> [Stated task]
Exactly reproduce the lines that follow.

• • • • •

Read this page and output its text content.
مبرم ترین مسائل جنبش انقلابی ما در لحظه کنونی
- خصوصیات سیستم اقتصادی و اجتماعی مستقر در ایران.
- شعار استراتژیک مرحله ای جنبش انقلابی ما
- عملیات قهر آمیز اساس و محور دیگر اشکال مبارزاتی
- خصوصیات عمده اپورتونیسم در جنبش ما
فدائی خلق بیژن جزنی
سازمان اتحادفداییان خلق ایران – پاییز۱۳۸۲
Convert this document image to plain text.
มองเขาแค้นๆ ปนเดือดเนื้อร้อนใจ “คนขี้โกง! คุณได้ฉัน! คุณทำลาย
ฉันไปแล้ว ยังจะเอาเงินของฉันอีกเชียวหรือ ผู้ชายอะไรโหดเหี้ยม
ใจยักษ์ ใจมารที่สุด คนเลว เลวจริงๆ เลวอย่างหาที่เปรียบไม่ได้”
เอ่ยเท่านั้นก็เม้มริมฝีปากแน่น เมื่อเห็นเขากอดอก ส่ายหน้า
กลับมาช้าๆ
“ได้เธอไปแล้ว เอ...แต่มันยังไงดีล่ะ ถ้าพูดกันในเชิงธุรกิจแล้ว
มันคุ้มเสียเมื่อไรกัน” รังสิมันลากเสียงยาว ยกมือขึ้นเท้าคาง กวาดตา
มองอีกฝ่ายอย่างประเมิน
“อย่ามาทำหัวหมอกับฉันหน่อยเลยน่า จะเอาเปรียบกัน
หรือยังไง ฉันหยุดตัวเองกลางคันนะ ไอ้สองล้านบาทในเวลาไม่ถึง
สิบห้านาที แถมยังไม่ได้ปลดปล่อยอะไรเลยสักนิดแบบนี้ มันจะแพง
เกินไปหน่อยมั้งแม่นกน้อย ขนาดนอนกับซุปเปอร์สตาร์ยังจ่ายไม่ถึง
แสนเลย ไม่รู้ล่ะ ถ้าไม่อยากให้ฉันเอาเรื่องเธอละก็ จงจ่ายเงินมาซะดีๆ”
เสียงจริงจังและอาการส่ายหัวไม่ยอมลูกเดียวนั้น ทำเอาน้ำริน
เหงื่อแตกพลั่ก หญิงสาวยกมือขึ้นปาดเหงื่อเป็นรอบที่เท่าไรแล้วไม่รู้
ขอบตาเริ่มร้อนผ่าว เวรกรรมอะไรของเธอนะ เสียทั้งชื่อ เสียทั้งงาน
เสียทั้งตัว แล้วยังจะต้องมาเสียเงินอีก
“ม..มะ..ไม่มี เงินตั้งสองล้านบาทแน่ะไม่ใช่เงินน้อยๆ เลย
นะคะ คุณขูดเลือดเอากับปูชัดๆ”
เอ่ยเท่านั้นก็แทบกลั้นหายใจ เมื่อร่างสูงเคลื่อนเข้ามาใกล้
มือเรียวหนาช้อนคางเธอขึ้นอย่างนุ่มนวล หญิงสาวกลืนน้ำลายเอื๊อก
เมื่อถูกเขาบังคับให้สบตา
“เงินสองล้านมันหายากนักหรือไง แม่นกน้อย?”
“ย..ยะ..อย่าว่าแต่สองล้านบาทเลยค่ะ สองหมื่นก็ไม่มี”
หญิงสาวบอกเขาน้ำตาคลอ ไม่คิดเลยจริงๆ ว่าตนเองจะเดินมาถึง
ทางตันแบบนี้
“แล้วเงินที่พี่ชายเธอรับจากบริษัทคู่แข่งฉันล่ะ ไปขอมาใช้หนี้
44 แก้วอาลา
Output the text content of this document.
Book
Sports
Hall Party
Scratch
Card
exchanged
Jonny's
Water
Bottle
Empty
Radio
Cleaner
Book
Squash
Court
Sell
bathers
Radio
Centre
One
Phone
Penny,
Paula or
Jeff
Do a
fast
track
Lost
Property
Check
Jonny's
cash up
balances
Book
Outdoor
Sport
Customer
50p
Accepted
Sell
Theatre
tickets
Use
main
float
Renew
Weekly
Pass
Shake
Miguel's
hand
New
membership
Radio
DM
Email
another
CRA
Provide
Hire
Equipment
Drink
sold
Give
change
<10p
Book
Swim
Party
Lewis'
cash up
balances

• • • • •

> [Full answer]
Read this page and output its text content.
مبرم ترین مسائل جنبش انقلابی ما در لحظه کنونی
- خصوصیات سیستم اقتصادی و اجتماعی مستقر در ایران.
- شعار استراتژیک مرحله ای جنبش انقلابی ما
- عملیات قهر آمیز اساس و محور دیگر اشکال مبارزاتی
- خصوصیات عمده اپورتونیسم در جنبش ما
فدائی خلق بیژن جزنی
سازمان اتحادفداییان خلق ایران – پاییز۱۳۸۲
Convert this document image to plain text.
มองเขาแค้นๆ ปนเดือดเนื้อร้อนใจ “คนขี้โกง! คุณได้ฉัน! คุณทำลาย
ฉันไปแล้ว ยังจะเอาเงินของฉันอีกเชียวหรือ ผู้ชายอะไรโหดเหี้ยม
ใจยักษ์ ใจมารที่สุด คนเลว เลวจริงๆ เลวอย่างหาที่เปรียบไม่ได้”
เอ่ยเท่านั้นก็เม้มริมฝีปากแน่น เมื่อเห็นเขากอดอก ส่ายหน้า
กลับมาช้าๆ
“ได้เธอไปแล้ว เอ...แต่มันยังไงดีล่ะ ถ้าพูดกันในเชิงธุรกิจแล้ว
มันคุ้มเสียเมื่อไรกัน” รังสิมันลากเสียงยาว ยกมือขึ้นเท้าคาง กวาดตา
มองอีกฝ่ายอย่างประเมิน
“อย่ามาทำหัวหมอกับฉันหน่อยเลยน่า จะเอาเปรียบกัน
หรือยังไง ฉันหยุดตัวเองกลางคันนะ ไอ้สองล้านบาทในเวลาไม่ถึง
สิบห้านาที แถมยังไม่ได้ปลดปล่อยอะไรเลยสักนิดแบบนี้ มันจะแพง
เกินไปหน่อยมั้งแม่นกน้อย ขนาดนอนกับซุปเปอร์สตาร์ยังจ่ายไม่ถึง
แสนเลย ไม่รู้ล่ะ ถ้าไม่อยากให้ฉันเอาเรื่องเธอละก็ จงจ่ายเงินมาซะดีๆ”
เสียงจริงจังและอาการส่ายหัวไม่ยอมลูกเดียวนั้น ทำเอาน้ำริน
เหงื่อแตกพลั่ก หญิงสาวยกมือขึ้นปาดเหงื่อเป็นรอบที่เท่าไรแล้วไม่รู้
ขอบตาเริ่มร้อนผ่าว เวรกรรมอะไรของเธอนะ เสียทั้งชื่อ เสียทั้งงาน
เสียทั้งตัว แล้วยังจะต้องมาเสียเงินอีก
“ม..มะ..ไม่มี เงินตั้งสองล้านบาทแน่ะไม่ใช่เงินน้อยๆ เลย
นะคะ คุณขูดเลือดเอากับปูชัดๆ”
เอ่ยเท่านั้นก็แทบกลั้นหายใจ เมื่อร่างสูงเคลื่อนเข้ามาใกล้
มือเรียวหนาช้อนคางเธอขึ้นอย่างนุ่มนวล หญิงสาวกลืนน้ำลายเอื๊อก
เมื่อถูกเขาบังคับให้สบตา
“เงินสองล้านมันหายากนักหรือไง แม่นกน้อย?”
“ย..ยะ..อย่าว่าแต่สองล้านบาทเลยค่ะ สองหมื่นก็ไม่มี”
หญิงสาวบอกเขาน้ำตาคลอ ไม่คิดเลยจริงๆ ว่าตนเองจะเดินมาถึง
ทางตันแบบนี้
“แล้วเงินที่พี่ชายเธอรับจากบริษัทคู่แข่งฉันล่ะ ไปขอมาใช้หนี้
44 แก้วอาลา
Output the text content of this document.
Book
Sports
Hall Party
Scratch
Card
exchanged
Jonny's
Water
Bottle
Empty
Radio
Cleaner
Book
Squash
Court
Sell
bathers
Radio
Centre
One
Phone
Penny,
Paula or
Jeff
Do a
fast
track
Lost
Property
Check
Jonny's
cash up
balances
Book
Outdoor
Sport
Customer
50p
Accepted
Sell
Theatre
tickets
Use
main
float
Renew
Weekly
Pass
Shake
Miguel's
hand
New
membership
Radio
DM
Email
another
CRA
Provide
Hire
Equipment
Drink
sold
Give
change
<10p
Book
Swim
Party
Lewis'
cash up
balances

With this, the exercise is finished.